> [DOCUMENT]
** START **

I can regularly acheive 45 mpg over a whole tank.
With very careful driving I can get 50 mpg, but it's hard to keep that up over a whole tank (given cold starts and short trips).

Here's my tips:

1. Speed. This is the main killer of mpg.
Approximately it works out like this cruising on the flat:
30 miles per hour = 55 mpg
40 miles per hour = 50 mpg
50 miles per hour = 47 mpg
60 miles per hour = 45 mpg
70 miles per hour = 40 mpg
80 miles per hour = 36 mpg
90 miles per hour = 33 mpg

Because of the poor aerodynamics of the CR-V, the best mpg is not acheived on the motorway. Take a shorter route on A roads doing 50-60 miles per hour, and you will get much better mpg that cruising at 70 mph on the motorway.

2. Gear. The engine can be laboured a lot more than you think. Change up asap. Change up when slowing down (accelerating would labour the engine, but it's ok because you aren't). 30 mph round town should be in top gear. Good mpg requires lots of gear changes!

3. Anticipation - avoid braking and change down through the gears as you slow down to a stop (don't hold the clutch in) this cuts fuel to the engine.

4. Tyres - try running about 10% more than the recommended pressure

5. Turn off A/C.

6. Don't use cruise control. Slow down slightly going up hill and speed up slightly going down hill.

7. Fuel. Esso fuel and BP Ultimate fuel seem to get better mpg than Tescos.

For those in the US: all mpg in this post (and the original poster I assume) are UK mpg. multiply by 0.83 to get US mpg.

I'm in the habit of taking pictures of my trip computer just before refilling, see below. The distance next to the B is how far that mpg has been acheived over (I always reset the B trip when I fill up).

georgeian
08-29-2008, 06:03 PM
I met a guy whilst refueling just after I bought my CR-V and he sold magnets that fitted to the fuel system andclaimed that they could reduce fuel consumption by as much as 10 mpg. It sounds a bit iffy but it leads me to ask if anyone else has heard of this before. He also showed me stats and figures relating to fuel savings using magnets, they looked genuine. As I hadn't time to go into it further with him I was going to contact him later.He gave me his card but I have lost it.So, can anyone shine any light on this topic?

** END **

> [TO DO]
- A) According to the fuel economy post, how much above the recommended tire pressure should you try running?
- B) Transcribe part of the fuel economy post: begin at the words "4. Tyres - try" and stop after "I fill up).".
The lines further down have no connection to the fuel economy post.

> [PROVIDED MATERIAL]
** START **

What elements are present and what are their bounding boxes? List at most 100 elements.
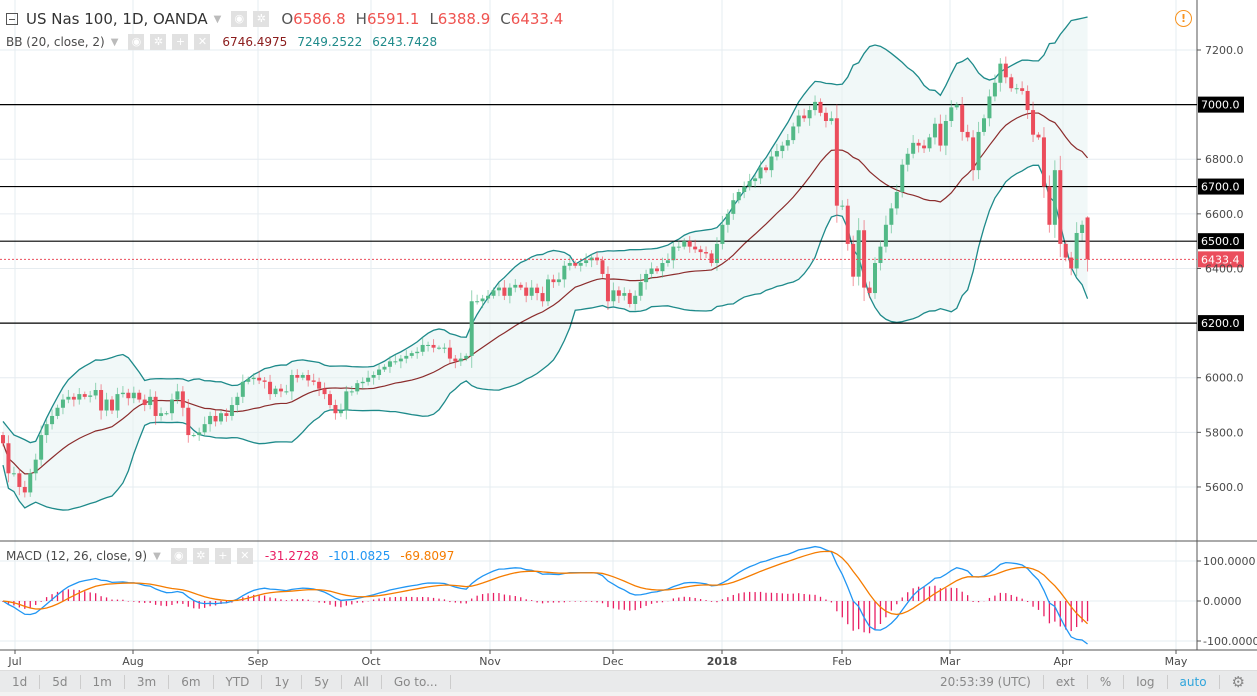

** END **

> [SOLUTION LIST]
- A) About 10% more than the recommended pressure.

- B)
4. Tyres - try running about 10% more than the recommended pressure

5. Turn off A/C.

6. Don't use cruise control. Slow down slightly going up hill and speed up slightly going down hill.

7. Fuel. Esso fuel and BP Ultimate fuel seem to get better mpg than Tescos.

For those in the US: all mpg in this post (and the original poster I assume) are UK mpg. multiply by 0.83 to get US mpg.

I'm in the habit of taking pictures of my trip computer just before refilling, see below. The distance next to the B is how far that mpg has been acheived over (I always reset the B trip when I fill up).